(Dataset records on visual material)
╭──
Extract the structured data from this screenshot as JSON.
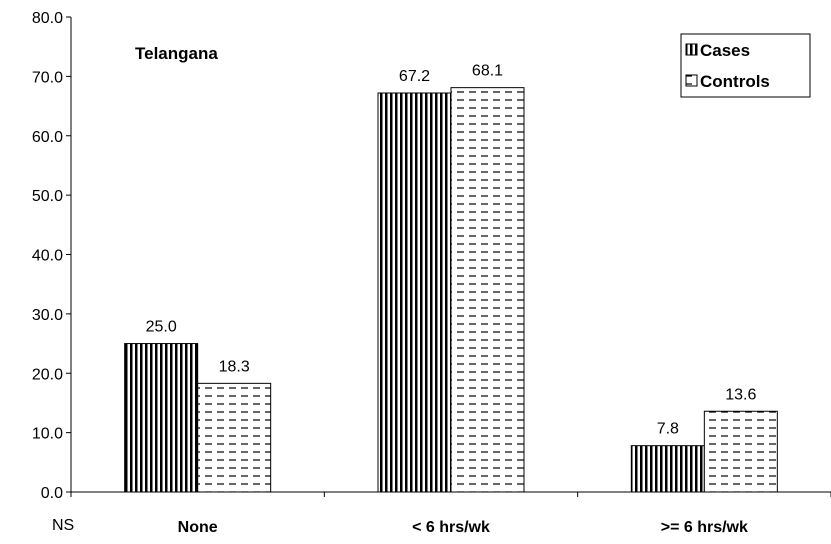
{
  "chart_data": {
    "type": "bar",
    "title": "Telangana",
    "categories": [
      "None",
      "< 6 hrs/wk",
      ">= 6 hrs/wk"
    ],
    "series": [
      {
        "name": "Cases",
        "values": [
          25.0,
          67.2,
          7.8
        ],
        "labels": [
          "25.0",
          "67.2",
          "7.8"
        ],
        "pattern": "vertical-stripes"
      },
      {
        "name": "Controls",
        "values": [
          18.3,
          68.1,
          13.6
        ],
        "labels": [
          "18.3",
          "68.1",
          "13.6"
        ],
        "pattern": "horizontal-dashes"
      }
    ],
    "ylim": [
      0,
      80
    ],
    "yticks": [
      "0.0",
      "10.0",
      "20.0",
      "30.0",
      "40.0",
      "50.0",
      "60.0",
      "70.0",
      "80.0"
    ],
    "ytick_values": [
      0,
      10,
      20,
      30,
      40,
      50,
      60,
      70,
      80
    ],
    "legend_position": "top-right",
    "grid": false,
    "footnote": "NS"
  }
}
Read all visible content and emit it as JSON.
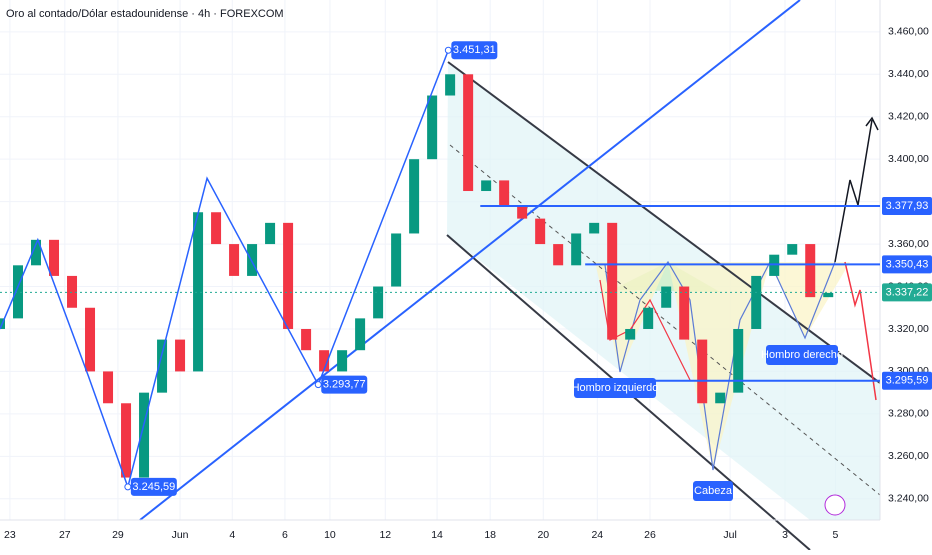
{
  "chart_data": {
    "type": "candlestick",
    "title": "Oro al contado/Dólar estadounidense · 4h · FOREXCOM",
    "xlim": [
      0,
      195.5
    ],
    "ylim": [
      3230,
      3475
    ],
    "xticks": [
      {
        "value": 2.2,
        "label": "23"
      },
      {
        "value": 14.4,
        "label": "27"
      },
      {
        "value": 26.2,
        "label": "29"
      },
      {
        "value": 40,
        "label": "Jun"
      },
      {
        "value": 51.6,
        "label": "4"
      },
      {
        "value": 63.3,
        "label": "6"
      },
      {
        "value": 73.3,
        "label": "10"
      },
      {
        "value": 85.6,
        "label": "12"
      },
      {
        "value": 97.1,
        "label": "14"
      },
      {
        "value": 108.9,
        "label": "18"
      },
      {
        "value": 120.7,
        "label": "20"
      },
      {
        "value": 132.7,
        "label": "24"
      },
      {
        "value": 144.4,
        "label": "26"
      },
      {
        "value": 162.2,
        "label": "Jul"
      },
      {
        "value": 174.4,
        "label": "3"
      },
      {
        "value": 185.6,
        "label": "5"
      }
    ],
    "yticks": [
      {
        "value": 3460,
        "label": "3.460,00"
      },
      {
        "value": 3440,
        "label": "3.440,00"
      },
      {
        "value": 3420,
        "label": "3.420,00"
      },
      {
        "value": 3400,
        "label": "3.400,00"
      },
      {
        "value": 3380,
        "label": "3.380,00"
      },
      {
        "value": 3360,
        "label": "3.360,00"
      },
      {
        "value": 3340,
        "label": "3.340,00"
      },
      {
        "value": 3320,
        "label": "3.320,00"
      },
      {
        "value": 3300,
        "label": "3.300,00"
      },
      {
        "value": 3280,
        "label": "3.280,00"
      },
      {
        "value": 3260,
        "label": "3.260,00"
      },
      {
        "value": 3240,
        "label": "3.240,00"
      }
    ],
    "x": [
      0,
      4,
      8,
      12,
      16,
      20,
      24,
      28,
      32,
      36,
      40,
      44,
      48,
      52,
      56,
      60,
      64,
      68,
      72,
      76,
      80,
      84,
      88,
      92,
      96,
      100,
      104,
      108,
      112,
      116,
      120,
      124,
      128,
      132,
      136,
      140,
      144,
      148,
      152,
      156,
      160,
      164,
      168,
      172,
      176,
      180,
      184
    ],
    "open": [
      3320,
      3325,
      3350,
      3362,
      3345,
      3330,
      3300,
      3285,
      3250,
      3290,
      3315,
      3300,
      3375,
      3360,
      3345,
      3360,
      3370,
      3320,
      3310,
      3300,
      3310,
      3325,
      3340,
      3365,
      3400,
      3430,
      3440,
      3385,
      3390,
      3378,
      3372,
      3360,
      3350,
      3365,
      3370,
      3315,
      3320,
      3330,
      3340,
      3315,
      3285,
      3290,
      3320,
      3345,
      3355,
      3360,
      3335
    ],
    "close": [
      3325,
      3350,
      3362,
      3345,
      3330,
      3300,
      3285,
      3250,
      3290,
      3315,
      3300,
      3375,
      3360,
      3345,
      3360,
      3370,
      3320,
      3310,
      3300,
      3310,
      3325,
      3340,
      3365,
      3400,
      3430,
      3440,
      3385,
      3390,
      3378,
      3372,
      3360,
      3350,
      3365,
      3370,
      3315,
      3320,
      3330,
      3340,
      3315,
      3285,
      3290,
      3320,
      3345,
      3355,
      3360,
      3335,
      3337
    ],
    "up_color": "#089981",
    "down_color": "#f23645",
    "zigzag": {
      "color": "#2962ff",
      "x": [
        0,
        8.4,
        19.6,
        28.4,
        46,
        70.7,
        99.6
      ],
      "values": [
        3320,
        3362,
        3298,
        3245.59,
        3391,
        3293.77,
        3451.31
      ],
      "value_labels": [
        null,
        null,
        null,
        "3.245,59",
        null,
        "3.293,77",
        "3.451,31"
      ]
    },
    "levels": [
      {
        "value": 3377.93,
        "label": "3.377,93",
        "color": "#2962ff",
        "from": 106.7
      },
      {
        "value": 3350.43,
        "label": "3.350,43",
        "color": "#2962ff",
        "from": 130
      },
      {
        "value": 3337.22,
        "label": "3.337,22",
        "color": "#22ab94",
        "from": 0
      },
      {
        "value": 3295.59,
        "label": "3.295,59",
        "color": "#2962ff",
        "from": 133.3
      }
    ],
    "annotations": [
      "Hombro izquierdo",
      "Cabeza",
      "Hombro derecho"
    ]
  }
}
╰──
* **Directions**
Send back the data above word for word, with the pictures left out.

* **In response**
Extract the structured data from this screenshot as JSON.
{
  "chart_data": {
    "type": "bar",
    "title": "Telangana",
    "categories": [
      "None",
      "< 6 hrs/wk",
      ">= 6 hrs/wk"
    ],
    "series": [
      {
        "name": "Cases",
        "values": [
          25.0,
          67.2,
          7.8
        ],
        "labels": [
          "25.0",
          "67.2",
          "7.8"
        ],
        "pattern": "vertical-stripes"
      },
      {
        "name": "Controls",
        "values": [
          18.3,
          68.1,
          13.6
        ],
        "labels": [
          "18.3",
          "68.1",
          "13.6"
        ],
        "pattern": "horizontal-dashes"
      }
    ],
    "ylim": [
      0,
      80
    ],
    "yticks": [
      "0.0",
      "10.0",
      "20.0",
      "30.0",
      "40.0",
      "50.0",
      "60.0",
      "70.0",
      "80.0"
    ],
    "ytick_values": [
      0,
      10,
      20,
      30,
      40,
      50,
      60,
      70,
      80
    ],
    "legend_position": "top-right",
    "grid": false,
    "footnote": "NS"
  }
}
Read all visible content and emit it as JSON.
{
  "chart_data": {
    "type": "candlestick",
    "title": "Oro al contado/Dólar estadounidense · 4h · FOREXCOM",
    "xlim": [
      0,
      195.5
    ],
    "ylim": [
      3230,
      3475
    ],
    "xticks": [
      {
        "value": 2.2,
        "label": "23"
      },
      {
        "value": 14.4,
        "label": "27"
      },
      {
        "value": 26.2,
        "label": "29"
      },
      {
        "value": 40,
        "label": "Jun"
      },
      {
        "value": 51.6,
        "label": "4"
      },
      {
        "value": 63.3,
        "label": "6"
      },
      {
        "value": 73.3,
        "label": "10"
      },
      {
        "value": 85.6,
        "label": "12"
      },
      {
        "value": 97.1,
        "label": "14"
      },
      {
        "value": 108.9,
        "label": "18"
      },
      {
        "value": 120.7,
        "label": "20"
      },
      {
        "value": 132.7,
        "label": "24"
      },
      {
        "value": 144.4,
        "label": "26"
      },
      {
        "value": 162.2,
        "label": "Jul"
      },
      {
        "value": 174.4,
        "label": "3"
      },
      {
        "value": 185.6,
        "label": "5"
      }
    ],
    "yticks": [
      {
        "value": 3460,
        "label": "3.460,00"
      },
      {
        "value": 3440,
        "label": "3.440,00"
      },
      {
        "value": 3420,
        "label": "3.420,00"
      },
      {
        "value": 3400,
        "label": "3.400,00"
      },
      {
        "value": 3380,
        "label": "3.380,00"
      },
      {
        "value": 3360,
        "label": "3.360,00"
      },
      {
        "value": 3340,
        "label": "3.340,00"
      },
      {
        "value": 3320,
        "label": "3.320,00"
      },
      {
        "value": 3300,
        "label": "3.300,00"
      },
      {
        "value": 3280,
        "label": "3.280,00"
      },
      {
        "value": 3260,
        "label": "3.260,00"
      },
      {
        "value": 3240,
        "label": "3.240,00"
      }
    ],
    "x": [
      0,
      4,
      8,
      12,
      16,
      20,
      24,
      28,
      32,
      36,
      40,
      44,
      48,
      52,
      56,
      60,
      64,
      68,
      72,
      76,
      80,
      84,
      88,
      92,
      96,
      100,
      104,
      108,
      112,
      116,
      120,
      124,
      128,
      132,
      136,
      140,
      144,
      148,
      152,
      156,
      160,
      164,
      168,
      172,
      176,
      180,
      184
    ],
    "open": [
      3320,
      3325,
      3350,
      3362,
      3345,
      3330,
      3300,
      3285,
      3250,
      3290,
      3315,
      3300,
      3375,
      3360,
      3345,
      3360,
      3370,
      3320,
      3310,
      3300,
      3310,
      3325,
      3340,
      3365,
      3400,
      3430,
      3440,
      3385,
      3390,
      3378,
      3372,
      3360,
      3350,
      3365,
      3370,
      3315,
      3320,
      3330,
      3340,
      3315,
      3285,
      3290,
      3320,
      3345,
      3355,
      3360,
      3335
    ],
    "close": [
      3325,
      3350,
      3362,
      3345,
      3330,
      3300,
      3285,
      3250,
      3290,
      3315,
      3300,
      3375,
      3360,
      3345,
      3360,
      3370,
      3320,
      3310,
      3300,
      3310,
      3325,
      3340,
      3365,
      3400,
      3430,
      3440,
      3385,
      3390,
      3378,
      3372,
      3360,
      3350,
      3365,
      3370,
      3315,
      3320,
      3330,
      3340,
      3315,
      3285,
      3290,
      3320,
      3345,
      3355,
      3360,
      3335,
      3337
    ],
    "up_color": "#089981",
    "down_color": "#f23645",
    "zigzag": {
      "color": "#2962ff",
      "x": [
        0,
        8.4,
        19.6,
        28.4,
        46,
        70.7,
        99.6
      ],
      "values": [
        3320,
        3362,
        3298,
        3245.59,
        3391,
        3293.77,
        3451.31
      ],
      "value_labels": [
        null,
        null,
        null,
        "3.245,59",
        null,
        "3.293,77",
        "3.451,31"
      ]
    },
    "levels": [
      {
        "value": 3377.93,
        "label": "3.377,93",
        "color": "#2962ff",
        "from": 106.7
      },
      {
        "value": 3350.43,
        "label": "3.350,43",
        "color": "#2962ff",
        "from": 130
      },
      {
        "value": 3337.22,
        "label": "3.337,22",
        "color": "#22ab94",
        "from": 0
      },
      {
        "value": 3295.59,
        "label": "3.295,59",
        "color": "#2962ff",
        "from": 133.3
      }
    ],
    "annotations": [
      "Hombro izquierdo",
      "Cabeza",
      "Hombro derecho"
    ]
  }
}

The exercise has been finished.